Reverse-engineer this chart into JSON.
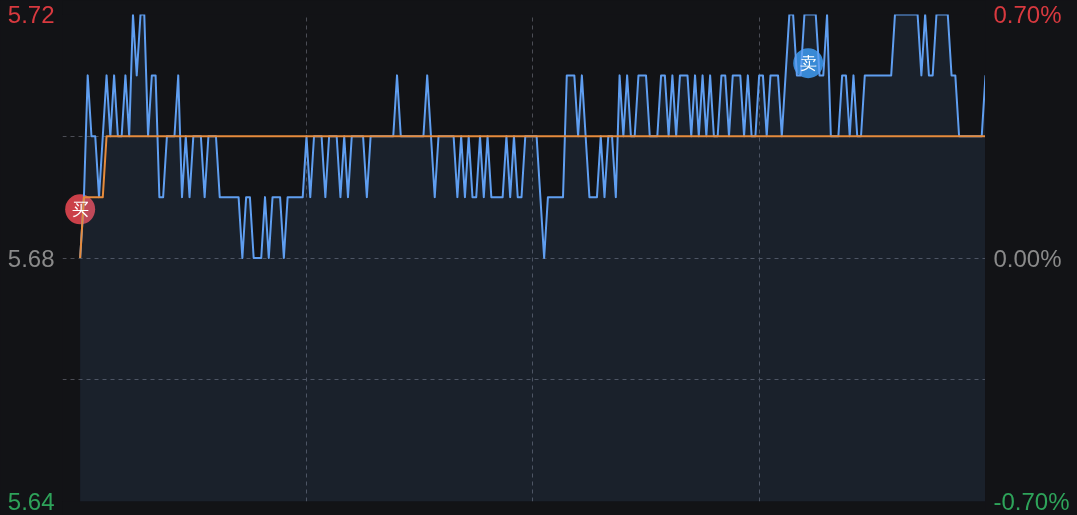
{
  "chart_data": {
    "type": "area",
    "categories": [
      null,
      null,
      null,
      null,
      null,
      null,
      null,
      null,
      null,
      null,
      null,
      null,
      null,
      null,
      null,
      null,
      null,
      null,
      null,
      null,
      null,
      null,
      null,
      null,
      null,
      null,
      null,
      null,
      null,
      null,
      null,
      null,
      null,
      null,
      null,
      null,
      null,
      null,
      null,
      null,
      null,
      null,
      null,
      null,
      null,
      null,
      null,
      null,
      null,
      null,
      null,
      null,
      null,
      null,
      null,
      null,
      null,
      null,
      null,
      null,
      null,
      null,
      null,
      null,
      null,
      null,
      null,
      null,
      null,
      null,
      null,
      null,
      null,
      null,
      null,
      null,
      null,
      null,
      null,
      null,
      null,
      null,
      null,
      null,
      null,
      null,
      null,
      null,
      null,
      null,
      null,
      null,
      null,
      null,
      null,
      null,
      null,
      null,
      null,
      null,
      null,
      null,
      null,
      null,
      null,
      null,
      null,
      null,
      null,
      null,
      null,
      null,
      null,
      null,
      null,
      null,
      null,
      null,
      null,
      null,
      null,
      null,
      null,
      null,
      null,
      null,
      null,
      null,
      null,
      null,
      null,
      null,
      null,
      null,
      null,
      null,
      null,
      null,
      null,
      null,
      null,
      null,
      null,
      null,
      null,
      null,
      null,
      null,
      null,
      null,
      null,
      null,
      null,
      null,
      null,
      null,
      null,
      null,
      null,
      null,
      null,
      null,
      null,
      null,
      null,
      null,
      null,
      null,
      null,
      null,
      null,
      null,
      null,
      null,
      null,
      null,
      null,
      null,
      null,
      null,
      null,
      null,
      null,
      null,
      null,
      null,
      null,
      null,
      null,
      null,
      null,
      null,
      null,
      null,
      null,
      null,
      null,
      null,
      null,
      null,
      null,
      null,
      null,
      null,
      null,
      null,
      null,
      null,
      null,
      null,
      null,
      null,
      null,
      null,
      null,
      null,
      null,
      null,
      null,
      null,
      null,
      null,
      null,
      null,
      null,
      null,
      null,
      null,
      null,
      null,
      null,
      null,
      null,
      null,
      null,
      null,
      null,
      null,
      null,
      null,
      null
    ],
    "series": [
      {
        "color": "#5f9ef0",
        "values": [
          5.68,
          5.69,
          5.71,
          5.7,
          5.7,
          5.69,
          5.7,
          5.71,
          5.7,
          5.71,
          5.7,
          5.7,
          5.71,
          5.7,
          5.72,
          5.71,
          5.72,
          5.72,
          5.7,
          5.71,
          5.71,
          5.69,
          5.69,
          5.7,
          5.7,
          5.7,
          5.71,
          5.69,
          5.7,
          5.69,
          5.7,
          5.7,
          5.7,
          5.69,
          5.7,
          5.7,
          5.7,
          5.69,
          5.69,
          5.69,
          5.69,
          5.69,
          5.69,
          5.68,
          5.69,
          5.69,
          5.68,
          5.68,
          5.68,
          5.69,
          5.68,
          5.69,
          5.69,
          5.69,
          5.68,
          5.69,
          5.69,
          5.69,
          5.69,
          5.69,
          5.7,
          5.69,
          5.7,
          5.7,
          5.7,
          5.69,
          5.7,
          5.7,
          5.7,
          5.69,
          5.7,
          5.69,
          5.7,
          5.7,
          5.7,
          5.7,
          5.69,
          5.7,
          5.7,
          5.7,
          5.7,
          5.7,
          5.7,
          5.7,
          5.71,
          5.7,
          5.7,
          5.7,
          5.7,
          5.7,
          5.7,
          5.7,
          5.71,
          5.7,
          5.69,
          5.7,
          5.7,
          5.7,
          5.7,
          5.7,
          5.69,
          5.7,
          5.69,
          5.7,
          5.69,
          5.69,
          5.7,
          5.69,
          5.7,
          5.69,
          5.69,
          5.69,
          5.69,
          5.7,
          5.69,
          5.7,
          5.69,
          5.69,
          5.7,
          5.7,
          5.7,
          5.7,
          5.69,
          5.68,
          5.69,
          5.69,
          5.69,
          5.69,
          5.69,
          5.71,
          5.71,
          5.71,
          5.7,
          5.71,
          5.7,
          5.69,
          5.69,
          5.69,
          5.7,
          5.69,
          5.7,
          5.7,
          5.69,
          5.71,
          5.7,
          5.71,
          5.7,
          5.7,
          5.71,
          5.71,
          5.71,
          5.7,
          5.7,
          5.7,
          5.71,
          5.71,
          5.7,
          5.71,
          5.7,
          5.71,
          5.71,
          5.71,
          5.7,
          5.71,
          5.7,
          5.71,
          5.7,
          5.71,
          5.7,
          5.7,
          5.71,
          5.71,
          5.7,
          5.71,
          5.71,
          5.71,
          5.7,
          5.71,
          5.7,
          5.7,
          5.71,
          5.71,
          5.7,
          5.71,
          5.71,
          5.71,
          5.7,
          5.71,
          5.72,
          5.72,
          5.71,
          5.71,
          5.72,
          5.72,
          5.72,
          5.72,
          5.71,
          5.71,
          5.72,
          5.7,
          5.7,
          5.7,
          5.71,
          5.71,
          5.7,
          5.71,
          5.7,
          5.7,
          5.71,
          5.71,
          5.71,
          5.71,
          5.71,
          5.71,
          5.71,
          5.71,
          5.72,
          5.72,
          5.72,
          5.72,
          5.72,
          5.72,
          5.72,
          5.71,
          5.72,
          5.71,
          5.71,
          5.72,
          5.72,
          5.72,
          5.72,
          5.71,
          5.71,
          5.7,
          5.7,
          5.7,
          5.7,
          5.7,
          5.7,
          5.7,
          5.71
        ]
      },
      {
        "type": "line",
        "color": "#e58b3c",
        "values": [
          5.68,
          5.69,
          5.69,
          5.69,
          5.69,
          5.69,
          5.69,
          5.7,
          5.7,
          5.7,
          5.7,
          5.7,
          5.7,
          5.7,
          5.7,
          5.7,
          5.7,
          5.7,
          5.7,
          5.7,
          5.7,
          5.7,
          5.7,
          5.7,
          5.7,
          5.7,
          5.7,
          5.7,
          5.7,
          5.7,
          5.7,
          5.7,
          5.7,
          5.7,
          5.7,
          5.7,
          5.7,
          5.7,
          5.7,
          5.7,
          5.7,
          5.7,
          5.7,
          5.7,
          5.7,
          5.7,
          5.7,
          5.7,
          5.7,
          5.7,
          5.7,
          5.7,
          5.7,
          5.7,
          5.7,
          5.7,
          5.7,
          5.7,
          5.7,
          5.7,
          5.7,
          5.7,
          5.7,
          5.7,
          5.7,
          5.7,
          5.7,
          5.7,
          5.7,
          5.7,
          5.7,
          5.7,
          5.7,
          5.7,
          5.7,
          5.7,
          5.7,
          5.7,
          5.7,
          5.7,
          5.7,
          5.7,
          5.7,
          5.7,
          5.7,
          5.7,
          5.7,
          5.7,
          5.7,
          5.7,
          5.7,
          5.7,
          5.7,
          5.7,
          5.7,
          5.7,
          5.7,
          5.7,
          5.7,
          5.7,
          5.7,
          5.7,
          5.7,
          5.7,
          5.7,
          5.7,
          5.7,
          5.7,
          5.7,
          5.7,
          5.7,
          5.7,
          5.7,
          5.7,
          5.7,
          5.7,
          5.7,
          5.7,
          5.7,
          5.7,
          5.7,
          5.7,
          5.7,
          5.7,
          5.7,
          5.7,
          5.7,
          5.7,
          5.7,
          5.7,
          5.7,
          5.7,
          5.7,
          5.7,
          5.7,
          5.7,
          5.7,
          5.7,
          5.7,
          5.7,
          5.7,
          5.7,
          5.7,
          5.7,
          5.7,
          5.7,
          5.7,
          5.7,
          5.7,
          5.7,
          5.7,
          5.7,
          5.7,
          5.7,
          5.7,
          5.7,
          5.7,
          5.7,
          5.7,
          5.7,
          5.7,
          5.7,
          5.7,
          5.7,
          5.7,
          5.7,
          5.7,
          5.7,
          5.7,
          5.7,
          5.7,
          5.7,
          5.7,
          5.7,
          5.7,
          5.7,
          5.7,
          5.7,
          5.7,
          5.7,
          5.7,
          5.7,
          5.7,
          5.7,
          5.7,
          5.7,
          5.7,
          5.7,
          5.7,
          5.7,
          5.7,
          5.7,
          5.7,
          5.7,
          5.7,
          5.7,
          5.7,
          5.7,
          5.7,
          5.7,
          5.7,
          5.7,
          5.7,
          5.7,
          5.7,
          5.7,
          5.7,
          5.7,
          5.7,
          5.7,
          5.7,
          5.7,
          5.7,
          5.7,
          5.7,
          5.7,
          5.7,
          5.7,
          5.7,
          5.7,
          5.7,
          5.7,
          5.7,
          5.7,
          5.7,
          5.7,
          5.7,
          5.7,
          5.7,
          5.7,
          5.7,
          5.7,
          5.7,
          5.7,
          5.7,
          5.7,
          5.7,
          5.7,
          5.7,
          5.7,
          5.7
        ]
      },
      {
        "type": "scatter",
        "marker": "circle",
        "color": "#e0464f",
        "values": [
          5.688,
          null,
          null,
          null,
          null,
          null,
          null,
          null,
          null,
          null,
          null,
          null,
          null,
          null,
          null,
          null,
          null,
          null,
          null,
          null,
          null,
          null,
          null,
          null,
          null,
          null,
          null,
          null,
          null,
          null,
          null,
          null,
          null,
          null,
          null,
          null,
          null,
          null,
          null,
          null,
          null,
          null,
          null,
          null,
          null,
          null,
          null,
          null,
          null,
          null,
          null,
          null,
          null,
          null,
          null,
          null,
          null,
          null,
          null,
          null,
          null,
          null,
          null,
          null,
          null,
          null,
          null,
          null,
          null,
          null,
          null,
          null,
          null,
          null,
          null,
          null,
          null,
          null,
          null,
          null,
          null,
          null,
          null,
          null,
          null,
          null,
          null,
          null,
          null,
          null,
          null,
          null,
          null,
          null,
          null,
          null,
          null,
          null,
          null,
          null,
          null,
          null,
          null,
          null,
          null,
          null,
          null,
          null,
          null,
          null,
          null,
          null,
          null,
          null,
          null,
          null,
          null,
          null,
          null,
          null,
          null,
          null,
          null,
          null,
          null,
          null,
          null,
          null,
          null,
          null,
          null,
          null,
          null,
          null,
          null,
          null,
          null,
          null,
          null,
          null,
          null,
          null,
          null,
          null,
          null,
          null,
          null,
          null,
          null,
          null,
          null,
          null,
          null,
          null,
          null,
          null,
          null,
          null,
          null,
          null,
          null,
          null,
          null,
          null,
          null,
          null,
          null,
          null,
          null,
          null,
          null,
          null,
          null,
          null,
          null,
          null,
          null,
          null,
          null,
          null,
          null,
          null,
          null,
          null,
          null,
          null,
          null,
          null,
          null,
          null,
          null,
          null,
          null,
          null,
          null,
          null,
          null,
          null,
          null,
          null,
          null,
          null,
          null,
          null,
          null,
          null,
          null,
          null,
          null,
          null,
          null,
          null,
          null,
          null,
          null,
          null,
          null,
          null,
          null,
          null,
          null,
          null,
          null,
          null,
          null,
          null,
          null,
          null,
          null,
          null,
          null,
          null,
          null,
          null,
          null,
          null,
          null,
          null,
          null,
          null,
          null
        ],
        "value_labels": [
          "买",
          null,
          null,
          null,
          null,
          null,
          null,
          null,
          null,
          null,
          null,
          null,
          null,
          null,
          null,
          null,
          null,
          null,
          null,
          null,
          null,
          null,
          null,
          null,
          null,
          null,
          null,
          null,
          null,
          null,
          null,
          null,
          null,
          null,
          null,
          null,
          null,
          null,
          null,
          null,
          null,
          null,
          null,
          null,
          null,
          null,
          null,
          null,
          null,
          null,
          null,
          null,
          null,
          null,
          null,
          null,
          null,
          null,
          null,
          null,
          null,
          null,
          null,
          null,
          null,
          null,
          null,
          null,
          null,
          null,
          null,
          null,
          null,
          null,
          null,
          null,
          null,
          null,
          null,
          null,
          null,
          null,
          null,
          null,
          null,
          null,
          null,
          null,
          null,
          null,
          null,
          null,
          null,
          null,
          null,
          null,
          null,
          null,
          null,
          null,
          null,
          null,
          null,
          null,
          null,
          null,
          null,
          null,
          null,
          null,
          null,
          null,
          null,
          null,
          null,
          null,
          null,
          null,
          null,
          null,
          null,
          null,
          null,
          null,
          null,
          null,
          null,
          null,
          null,
          null,
          null,
          null,
          null,
          null,
          null,
          null,
          null,
          null,
          null,
          null,
          null,
          null,
          null,
          null,
          null,
          null,
          null,
          null,
          null,
          null,
          null,
          null,
          null,
          null,
          null,
          null,
          null,
          null,
          null,
          null,
          null,
          null,
          null,
          null,
          null,
          null,
          null,
          null,
          null,
          null,
          null,
          null,
          null,
          null,
          null,
          null,
          null,
          null,
          null,
          null,
          null,
          null,
          null,
          null,
          null,
          null,
          null,
          null,
          null,
          null,
          null,
          null,
          null,
          null,
          null,
          null,
          null,
          null,
          null,
          null,
          null,
          null,
          null,
          null,
          null,
          null,
          null,
          null,
          null,
          null,
          null,
          null,
          null,
          null,
          null,
          null,
          null,
          null,
          null,
          null,
          null,
          null,
          null,
          null,
          null,
          null,
          null,
          null,
          null,
          null,
          null,
          null,
          null,
          null,
          null,
          null,
          null,
          null,
          null,
          null,
          null
        ]
      },
      {
        "type": "scatter",
        "marker": "circle",
        "color": "#3a95e8",
        "values": [
          null,
          null,
          null,
          null,
          null,
          null,
          null,
          null,
          null,
          null,
          null,
          null,
          null,
          null,
          null,
          null,
          null,
          null,
          null,
          null,
          null,
          null,
          null,
          null,
          null,
          null,
          null,
          null,
          null,
          null,
          null,
          null,
          null,
          null,
          null,
          null,
          null,
          null,
          null,
          null,
          null,
          null,
          null,
          null,
          null,
          null,
          null,
          null,
          null,
          null,
          null,
          null,
          null,
          null,
          null,
          null,
          null,
          null,
          null,
          null,
          null,
          null,
          null,
          null,
          null,
          null,
          null,
          null,
          null,
          null,
          null,
          null,
          null,
          null,
          null,
          null,
          null,
          null,
          null,
          null,
          null,
          null,
          null,
          null,
          null,
          null,
          null,
          null,
          null,
          null,
          null,
          null,
          null,
          null,
          null,
          null,
          null,
          null,
          null,
          null,
          null,
          null,
          null,
          null,
          null,
          null,
          null,
          null,
          null,
          null,
          null,
          null,
          null,
          null,
          null,
          null,
          null,
          null,
          null,
          null,
          null,
          null,
          null,
          null,
          null,
          null,
          null,
          null,
          null,
          null,
          null,
          null,
          null,
          null,
          null,
          null,
          null,
          null,
          null,
          null,
          null,
          null,
          null,
          null,
          null,
          null,
          null,
          null,
          null,
          null,
          null,
          null,
          null,
          null,
          null,
          null,
          null,
          null,
          null,
          null,
          null,
          null,
          null,
          null,
          null,
          null,
          null,
          null,
          null,
          null,
          null,
          null,
          null,
          null,
          null,
          null,
          null,
          null,
          null,
          null,
          null,
          null,
          null,
          null,
          null,
          null,
          null,
          null,
          null,
          null,
          null,
          null,
          null,
          5.712,
          null,
          null,
          null,
          null,
          null,
          null,
          null,
          null,
          null,
          null,
          null,
          null,
          null,
          null,
          null,
          null,
          null,
          null,
          null,
          null,
          null,
          null,
          null,
          null,
          null,
          null,
          null,
          null,
          null,
          null,
          null,
          null,
          null,
          null,
          null,
          null,
          null,
          null,
          null,
          null,
          null,
          null,
          null,
          null,
          null,
          null,
          null
        ],
        "value_labels": [
          null,
          null,
          null,
          null,
          null,
          null,
          null,
          null,
          null,
          null,
          null,
          null,
          null,
          null,
          null,
          null,
          null,
          null,
          null,
          null,
          null,
          null,
          null,
          null,
          null,
          null,
          null,
          null,
          null,
          null,
          null,
          null,
          null,
          null,
          null,
          null,
          null,
          null,
          null,
          null,
          null,
          null,
          null,
          null,
          null,
          null,
          null,
          null,
          null,
          null,
          null,
          null,
          null,
          null,
          null,
          null,
          null,
          null,
          null,
          null,
          null,
          null,
          null,
          null,
          null,
          null,
          null,
          null,
          null,
          null,
          null,
          null,
          null,
          null,
          null,
          null,
          null,
          null,
          null,
          null,
          null,
          null,
          null,
          null,
          null,
          null,
          null,
          null,
          null,
          null,
          null,
          null,
          null,
          null,
          null,
          null,
          null,
          null,
          null,
          null,
          null,
          null,
          null,
          null,
          null,
          null,
          null,
          null,
          null,
          null,
          null,
          null,
          null,
          null,
          null,
          null,
          null,
          null,
          null,
          null,
          null,
          null,
          null,
          null,
          null,
          null,
          null,
          null,
          null,
          null,
          null,
          null,
          null,
          null,
          null,
          null,
          null,
          null,
          null,
          null,
          null,
          null,
          null,
          null,
          null,
          null,
          null,
          null,
          null,
          null,
          null,
          null,
          null,
          null,
          null,
          null,
          null,
          null,
          null,
          null,
          null,
          null,
          null,
          null,
          null,
          null,
          null,
          null,
          null,
          null,
          null,
          null,
          null,
          null,
          null,
          null,
          null,
          null,
          null,
          null,
          null,
          null,
          null,
          null,
          null,
          null,
          null,
          null,
          null,
          null,
          null,
          null,
          null,
          "卖",
          null,
          null,
          null,
          null,
          null,
          null,
          null,
          null,
          null,
          null,
          null,
          null,
          null,
          null,
          null,
          null,
          null,
          null,
          null,
          null,
          null,
          null,
          null,
          null,
          null,
          null,
          null,
          null,
          null,
          null,
          null,
          null,
          null,
          null,
          null,
          null,
          null,
          null,
          null,
          null,
          null,
          null,
          null,
          null,
          null,
          null,
          null
        ]
      }
    ],
    "ylim": [
      5.64,
      5.72
    ],
    "yticks": [
      5.72,
      {
        "value": 5.7,
        "label": null
      },
      5.68,
      {
        "value": 5.66,
        "label": null
      },
      5.64
    ],
    "y2lim": [
      -0.7,
      0.7
    ],
    "y2ticks": [
      {
        "value": 0.7,
        "label": "0.70%"
      },
      {
        "value": 0.0,
        "label": "0.00%"
      },
      {
        "value": -0.7,
        "label": "-0.70%"
      }
    ],
    "grid": true,
    "tick_labels": "y"
  }
}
-- -- --
# [Task]
Pick out every line holding the string "type" and return it.

# [Written response]
    "type": "area",
        "type": "line",
        "type": "scatter",
        "type": "scatter",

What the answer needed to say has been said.